— start —

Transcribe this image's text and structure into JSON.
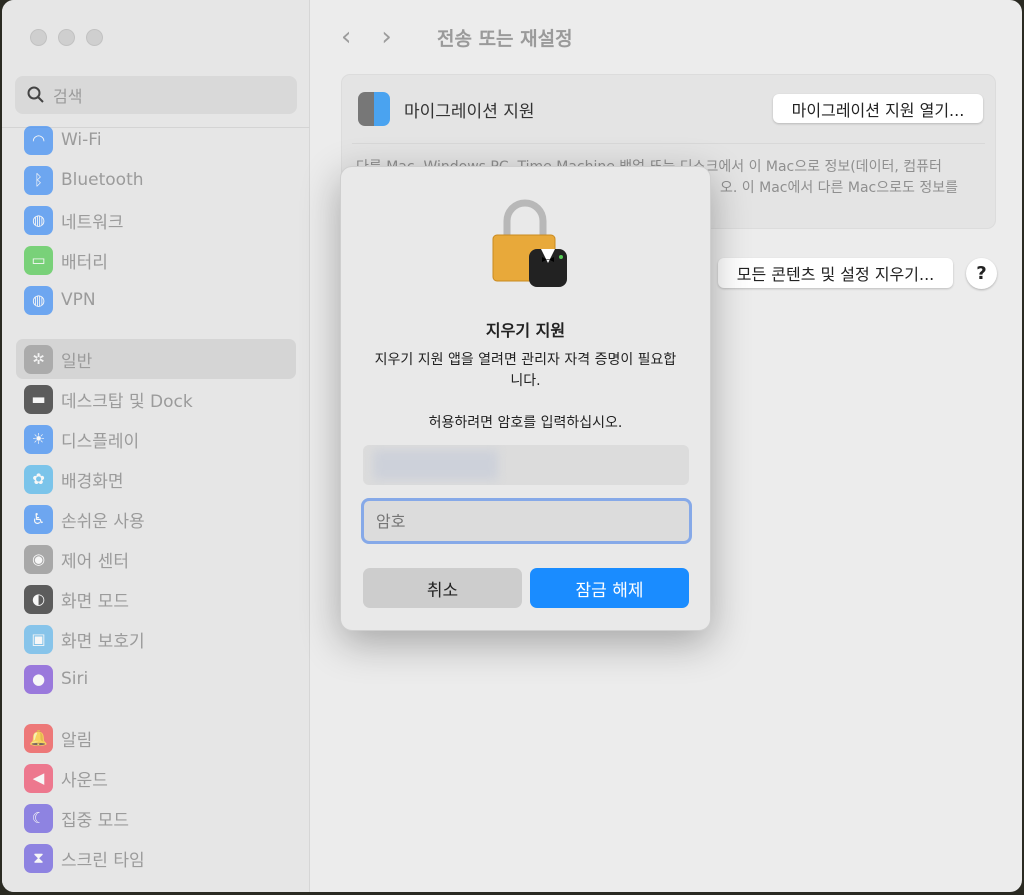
{
  "window": {
    "title": "전송 또는 재설정"
  },
  "sidebar": {
    "search_placeholder": "검색",
    "items": [
      {
        "label": "Wi-Fi",
        "icon": "wifi-icon",
        "color": "#3b8cf5"
      },
      {
        "label": "Bluetooth",
        "icon": "bluetooth-icon",
        "color": "#3b8cf5"
      },
      {
        "label": "네트워크",
        "icon": "globe-icon",
        "color": "#3b8cf5"
      },
      {
        "label": "배터리",
        "icon": "battery-icon",
        "color": "#4cc94c"
      },
      {
        "label": "VPN",
        "icon": "vpn-globe-icon",
        "color": "#3b8cf5"
      },
      {
        "label": "일반",
        "icon": "gear-icon",
        "color": "#9a9a9a",
        "selected": true
      },
      {
        "label": "데스크탑 및 Dock",
        "icon": "dock-icon",
        "color": "#222222"
      },
      {
        "label": "디스플레이",
        "icon": "sun-icon",
        "color": "#3b8cf5"
      },
      {
        "label": "배경화면",
        "icon": "flower-icon",
        "color": "#4fb6ec"
      },
      {
        "label": "손쉬운 사용",
        "icon": "accessibility-icon",
        "color": "#3b8cf5"
      },
      {
        "label": "제어 센터",
        "icon": "toggles-icon",
        "color": "#8e8e8e"
      },
      {
        "label": "화면 모드",
        "icon": "appearance-icon",
        "color": "#222222"
      },
      {
        "label": "화면 보호기",
        "icon": "screensaver-icon",
        "color": "#5fb6ec"
      },
      {
        "label": "Siri",
        "icon": "siri-icon",
        "color": "#7a4bd8"
      },
      {
        "label": "알림",
        "icon": "bell-icon",
        "color": "#f04a4a"
      },
      {
        "label": "사운드",
        "icon": "speaker-icon",
        "color": "#f04a6a"
      },
      {
        "label": "집중 모드",
        "icon": "moon-icon",
        "color": "#6a5ae0"
      },
      {
        "label": "스크린 타임",
        "icon": "hourglass-icon",
        "color": "#6a5ae0"
      }
    ]
  },
  "main": {
    "migration_label": "마이그레이션 지원",
    "migration_button": "마이그레이션 지원 열기...",
    "description_line1": "다른 Mac, Windows PC, Time Machine 백업 또는 디스크에서 이 Mac으로 정보(데이터, 컴퓨터",
    "description_line2": "오. 이 Mac에서 다른 Mac으로도 정보를",
    "erase_button": "모든 콘텐츠 및 설정 지우기...",
    "help_label": "?"
  },
  "dialog": {
    "title": "지우기 지원",
    "message": "지우기 지원 앱을 열려면 관리자 자격 증명이 필요합니다.",
    "prompt": "허용하려면 암호를 입력하십시오.",
    "password_placeholder": "암호",
    "cancel": "취소",
    "unlock": "잠금 해제",
    "accent": "#1a8cff"
  }
}
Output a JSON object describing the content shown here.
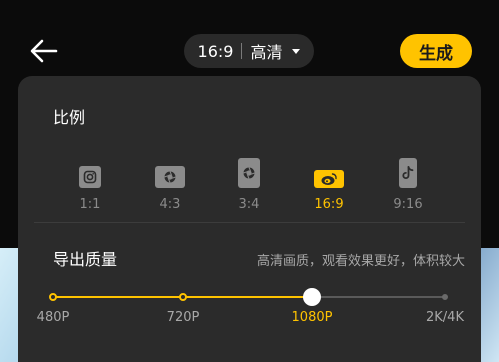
{
  "topbar": {
    "back_icon": "arrow-left-icon",
    "ratio": "16:9",
    "quality": "高清",
    "generate_label": "生成",
    "accent": "#ffc300"
  },
  "panel": {
    "ratio_title": "比例",
    "ratios": [
      {
        "label": "1:1",
        "icon": "instagram-icon",
        "selected": false
      },
      {
        "label": "4:3",
        "icon": "camera-aperture-icon",
        "selected": false
      },
      {
        "label": "3:4",
        "icon": "camera-aperture-icon",
        "selected": false
      },
      {
        "label": "16:9",
        "icon": "weibo-icon",
        "selected": true
      },
      {
        "label": "9:16",
        "icon": "tiktok-icon",
        "selected": false
      }
    ],
    "quality_title": "导出质量",
    "quality_desc": "高清画质，观看效果更好，体积较大",
    "qualities": [
      "480P",
      "720P",
      "1080P",
      "2K/4K"
    ],
    "selected_quality_index": 2
  }
}
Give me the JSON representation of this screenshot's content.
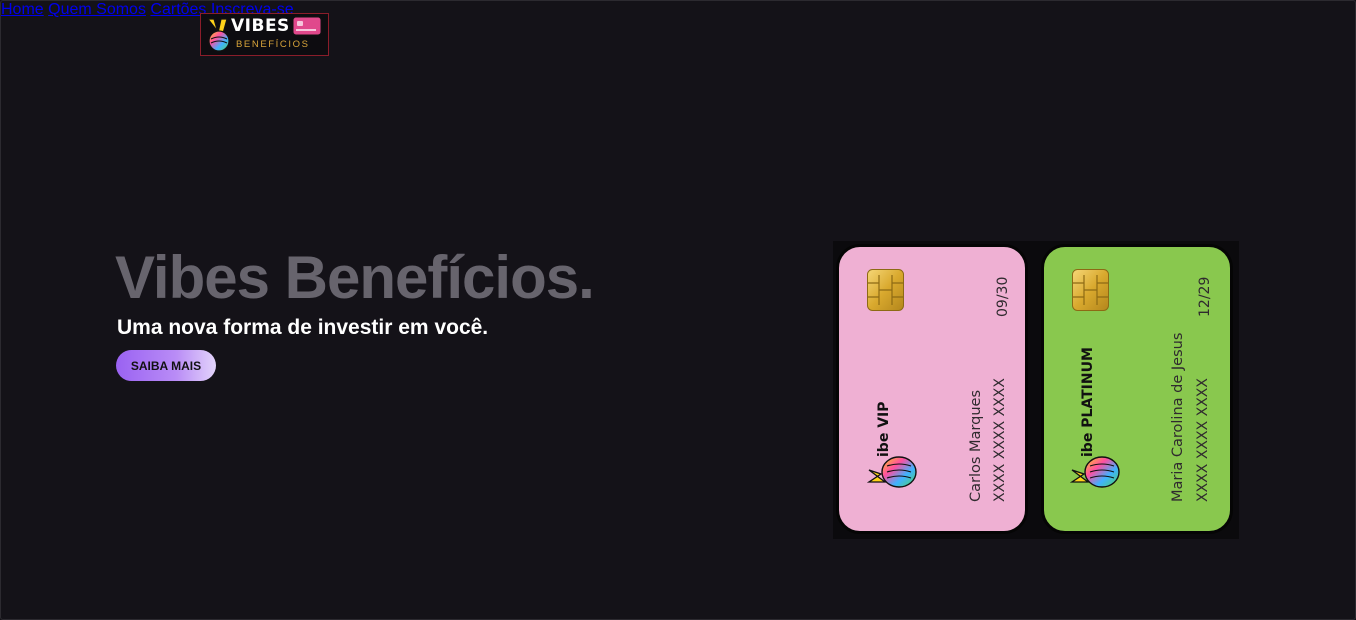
{
  "header": {
    "logo": {
      "title": "VIBES",
      "subtitle": "BENEFÍCIOS"
    },
    "nav": [
      {
        "label": "Home"
      },
      {
        "label": "Quem Somos"
      },
      {
        "label": "Cartões"
      },
      {
        "label": "Inscreva-se"
      }
    ]
  },
  "hero": {
    "title": "Vibes Benefícios.",
    "subtitle": "Uma nova forma de investir em você.",
    "cta_label": "SAIBA MAIS"
  },
  "cards": [
    {
      "color": "#efb0d3",
      "brand": "ibe VIP",
      "holder": "Carlos Marques",
      "number": "XXXX XXXX XXXX",
      "expiry": "09/30"
    },
    {
      "color": "#89c84e",
      "brand": "ibe PLATINUM",
      "holder": "Maria Carolina de Jesus",
      "number": "XXXX XXXX XXXX",
      "expiry": "12/29"
    }
  ],
  "icons": {
    "logo_hand": "peace-hand-icon",
    "logo_card": "credit-card-icon",
    "chip": "card-chip-icon",
    "card_hand": "peace-hand-icon"
  },
  "colors": {
    "background": "#141218",
    "accent": "#9a62f2",
    "title_gray": "#67646d",
    "nav_text": "#a9a7ae"
  }
}
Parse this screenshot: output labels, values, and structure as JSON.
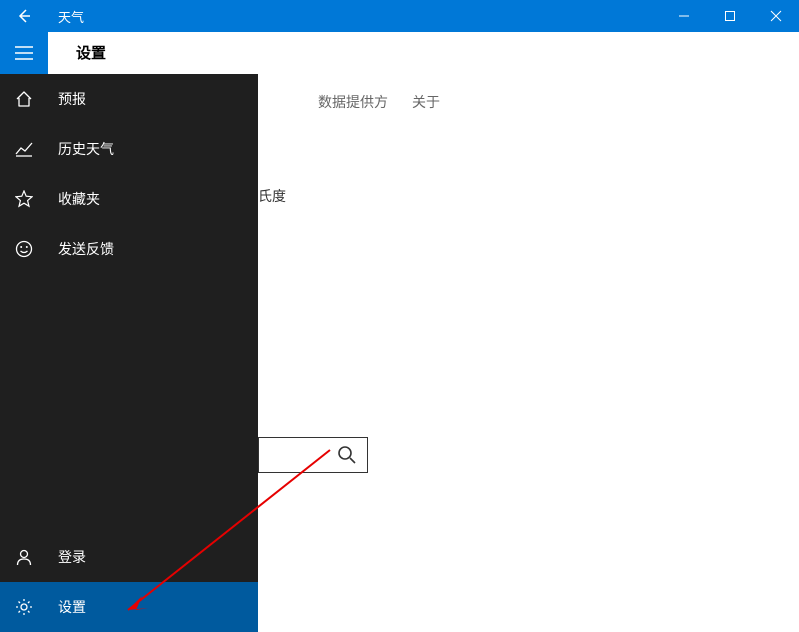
{
  "titlebar": {
    "title": "天气"
  },
  "subheader": {
    "title": "设置"
  },
  "content": {
    "tabs": [
      "数据提供方",
      "关于"
    ],
    "visible_partial_text": "氏度"
  },
  "sidebar": {
    "items": [
      {
        "label": "预报"
      },
      {
        "label": "历史天气"
      },
      {
        "label": "收藏夹"
      },
      {
        "label": "发送反馈"
      }
    ],
    "bottom": [
      {
        "label": "登录"
      },
      {
        "label": "设置"
      }
    ]
  }
}
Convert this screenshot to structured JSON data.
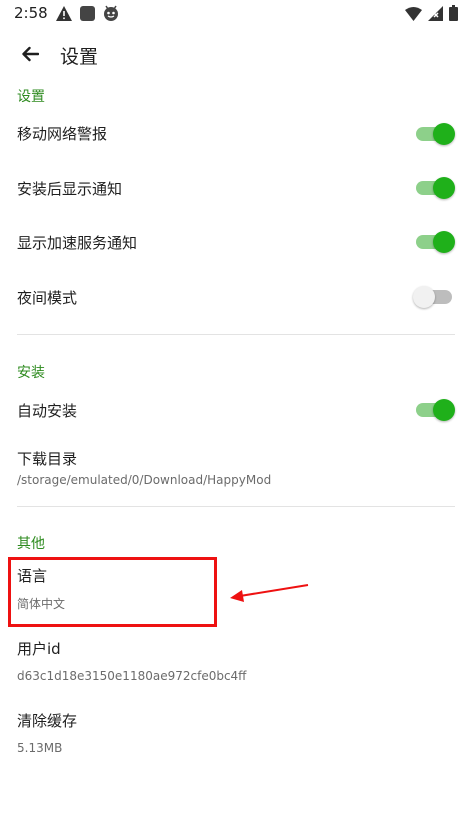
{
  "status_bar": {
    "time": "2:58"
  },
  "toolbar": {
    "title": "设置"
  },
  "sections": {
    "settings": {
      "header": "设置",
      "mobile_alert": {
        "label": "移动网络警报",
        "enabled": true
      },
      "install_notify": {
        "label": "安装后显示通知",
        "enabled": true
      },
      "speed_notify": {
        "label": "显示加速服务通知",
        "enabled": true
      },
      "night_mode": {
        "label": "夜间模式",
        "enabled": false
      }
    },
    "install": {
      "header": "安装",
      "auto_install": {
        "label": "自动安装",
        "enabled": true
      },
      "download_dir": {
        "label": "下载目录",
        "value": "/storage/emulated/0/Download/HappyMod"
      }
    },
    "other": {
      "header": "其他",
      "language": {
        "label": "语言",
        "value": "简体中文"
      },
      "user_id": {
        "label": "用户id",
        "value": "d63c1d18e3150e1180ae972cfe0bc4ff"
      },
      "clear_cache": {
        "label": "清除缓存",
        "value": "5.13MB"
      }
    }
  },
  "colors": {
    "accent": "#2e8b1f",
    "toggle_on": "#1fb01a",
    "annotation": "#ee1111"
  },
  "icons": {
    "back": "arrow-left-icon",
    "warning": "warning-icon",
    "square": "app-square-icon",
    "android": "android-face-icon",
    "wifi": "wifi-icon",
    "signal": "signal-icon",
    "battery": "battery-icon"
  }
}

— end —

* _Exercise instructions_: Pictures in the records should not appear in your copy, but everything else must be transcribed exactly.

* _Written answer_:
Transcribe this image's text and structure into JSON.
{
  "window": {
    "title": "전송 또는 재설정"
  },
  "sidebar": {
    "search_placeholder": "검색",
    "items": [
      {
        "label": "Wi-Fi",
        "icon": "wifi-icon",
        "color": "#3b8cf5"
      },
      {
        "label": "Bluetooth",
        "icon": "bluetooth-icon",
        "color": "#3b8cf5"
      },
      {
        "label": "네트워크",
        "icon": "globe-icon",
        "color": "#3b8cf5"
      },
      {
        "label": "배터리",
        "icon": "battery-icon",
        "color": "#4cc94c"
      },
      {
        "label": "VPN",
        "icon": "vpn-globe-icon",
        "color": "#3b8cf5"
      },
      {
        "label": "일반",
        "icon": "gear-icon",
        "color": "#9a9a9a",
        "selected": true
      },
      {
        "label": "데스크탑 및 Dock",
        "icon": "dock-icon",
        "color": "#222222"
      },
      {
        "label": "디스플레이",
        "icon": "sun-icon",
        "color": "#3b8cf5"
      },
      {
        "label": "배경화면",
        "icon": "flower-icon",
        "color": "#4fb6ec"
      },
      {
        "label": "손쉬운 사용",
        "icon": "accessibility-icon",
        "color": "#3b8cf5"
      },
      {
        "label": "제어 센터",
        "icon": "toggles-icon",
        "color": "#8e8e8e"
      },
      {
        "label": "화면 모드",
        "icon": "appearance-icon",
        "color": "#222222"
      },
      {
        "label": "화면 보호기",
        "icon": "screensaver-icon",
        "color": "#5fb6ec"
      },
      {
        "label": "Siri",
        "icon": "siri-icon",
        "color": "#7a4bd8"
      },
      {
        "label": "알림",
        "icon": "bell-icon",
        "color": "#f04a4a"
      },
      {
        "label": "사운드",
        "icon": "speaker-icon",
        "color": "#f04a6a"
      },
      {
        "label": "집중 모드",
        "icon": "moon-icon",
        "color": "#6a5ae0"
      },
      {
        "label": "스크린 타임",
        "icon": "hourglass-icon",
        "color": "#6a5ae0"
      }
    ]
  },
  "main": {
    "migration_label": "마이그레이션 지원",
    "migration_button": "마이그레이션 지원 열기...",
    "description_line1": "다른 Mac, Windows PC, Time Machine 백업 또는 디스크에서 이 Mac으로 정보(데이터, 컴퓨터",
    "description_line2": "오. 이 Mac에서 다른 Mac으로도 정보를",
    "erase_button": "모든 콘텐츠 및 설정 지우기...",
    "help_label": "?"
  },
  "dialog": {
    "title": "지우기 지원",
    "message": "지우기 지원 앱을 열려면 관리자 자격 증명이 필요합니다.",
    "prompt": "허용하려면 암호를 입력하십시오.",
    "password_placeholder": "암호",
    "cancel": "취소",
    "unlock": "잠금 해제",
    "accent": "#1a8cff"
  }
}
Output a JSON object describing the content shown here.
{
  "topbar": {
    "back_icon": "arrow-left-icon",
    "ratio": "16:9",
    "quality": "高清",
    "generate_label": "生成",
    "accent": "#ffc300"
  },
  "panel": {
    "ratio_title": "比例",
    "ratios": [
      {
        "label": "1:1",
        "icon": "instagram-icon",
        "selected": false
      },
      {
        "label": "4:3",
        "icon": "camera-aperture-icon",
        "selected": false
      },
      {
        "label": "3:4",
        "icon": "camera-aperture-icon",
        "selected": false
      },
      {
        "label": "16:9",
        "icon": "weibo-icon",
        "selected": true
      },
      {
        "label": "9:16",
        "icon": "tiktok-icon",
        "selected": false
      }
    ],
    "quality_title": "导出质量",
    "quality_desc": "高清画质，观看效果更好，体积较大",
    "qualities": [
      "480P",
      "720P",
      "1080P",
      "2K/4K"
    ],
    "selected_quality_index": 2
  }
}
Give me the JSON representation of this screenshot's content.
{
  "header": {
    "logo": {
      "title": "VIBES",
      "subtitle": "BENEFÍCIOS"
    },
    "nav": [
      {
        "label": "Home"
      },
      {
        "label": "Quem Somos"
      },
      {
        "label": "Cartões"
      },
      {
        "label": "Inscreva-se"
      }
    ]
  },
  "hero": {
    "title": "Vibes Benefícios.",
    "subtitle": "Uma nova forma de investir em você.",
    "cta_label": "SAIBA MAIS"
  },
  "cards": [
    {
      "color": "#efb0d3",
      "brand": "ibe VIP",
      "holder": "Carlos Marques",
      "number": "XXXX XXXX XXXX",
      "expiry": "09/30"
    },
    {
      "color": "#89c84e",
      "brand": "ibe PLATINUM",
      "holder": "Maria Carolina de Jesus",
      "number": "XXXX XXXX XXXX",
      "expiry": "12/29"
    }
  ],
  "icons": {
    "logo_hand": "peace-hand-icon",
    "logo_card": "credit-card-icon",
    "chip": "card-chip-icon",
    "card_hand": "peace-hand-icon"
  },
  "colors": {
    "background": "#141218",
    "accent": "#9a62f2",
    "title_gray": "#67646d",
    "nav_text": "#a9a7ae"
  }
}
Parse this screenshot: output labels, values, and structure as JSON.
{
  "titlebar": {
    "title": "天气"
  },
  "subheader": {
    "title": "设置"
  },
  "content": {
    "tabs": [
      "数据提供方",
      "关于"
    ],
    "visible_partial_text": "氏度"
  },
  "sidebar": {
    "items": [
      {
        "label": "预报"
      },
      {
        "label": "历史天气"
      },
      {
        "label": "收藏夹"
      },
      {
        "label": "发送反馈"
      }
    ],
    "bottom": [
      {
        "label": "登录"
      },
      {
        "label": "设置"
      }
    ]
  }
}
Convert this screenshot to structured JSON data.
{
  "status_bar": {
    "time": "2:58"
  },
  "toolbar": {
    "title": "设置"
  },
  "sections": {
    "settings": {
      "header": "设置",
      "mobile_alert": {
        "label": "移动网络警报",
        "enabled": true
      },
      "install_notify": {
        "label": "安装后显示通知",
        "enabled": true
      },
      "speed_notify": {
        "label": "显示加速服务通知",
        "enabled": true
      },
      "night_mode": {
        "label": "夜间模式",
        "enabled": false
      }
    },
    "install": {
      "header": "安装",
      "auto_install": {
        "label": "自动安装",
        "enabled": true
      },
      "download_dir": {
        "label": "下载目录",
        "value": "/storage/emulated/0/Download/HappyMod"
      }
    },
    "other": {
      "header": "其他",
      "language": {
        "label": "语言",
        "value": "简体中文"
      },
      "user_id": {
        "label": "用户id",
        "value": "d63c1d18e3150e1180ae972cfe0bc4ff"
      },
      "clear_cache": {
        "label": "清除缓存",
        "value": "5.13MB"
      }
    }
  },
  "colors": {
    "accent": "#2e8b1f",
    "toggle_on": "#1fb01a",
    "annotation": "#ee1111"
  },
  "icons": {
    "back": "arrow-left-icon",
    "warning": "warning-icon",
    "square": "app-square-icon",
    "android": "android-face-icon",
    "wifi": "wifi-icon",
    "signal": "signal-icon",
    "battery": "battery-icon"
  }
}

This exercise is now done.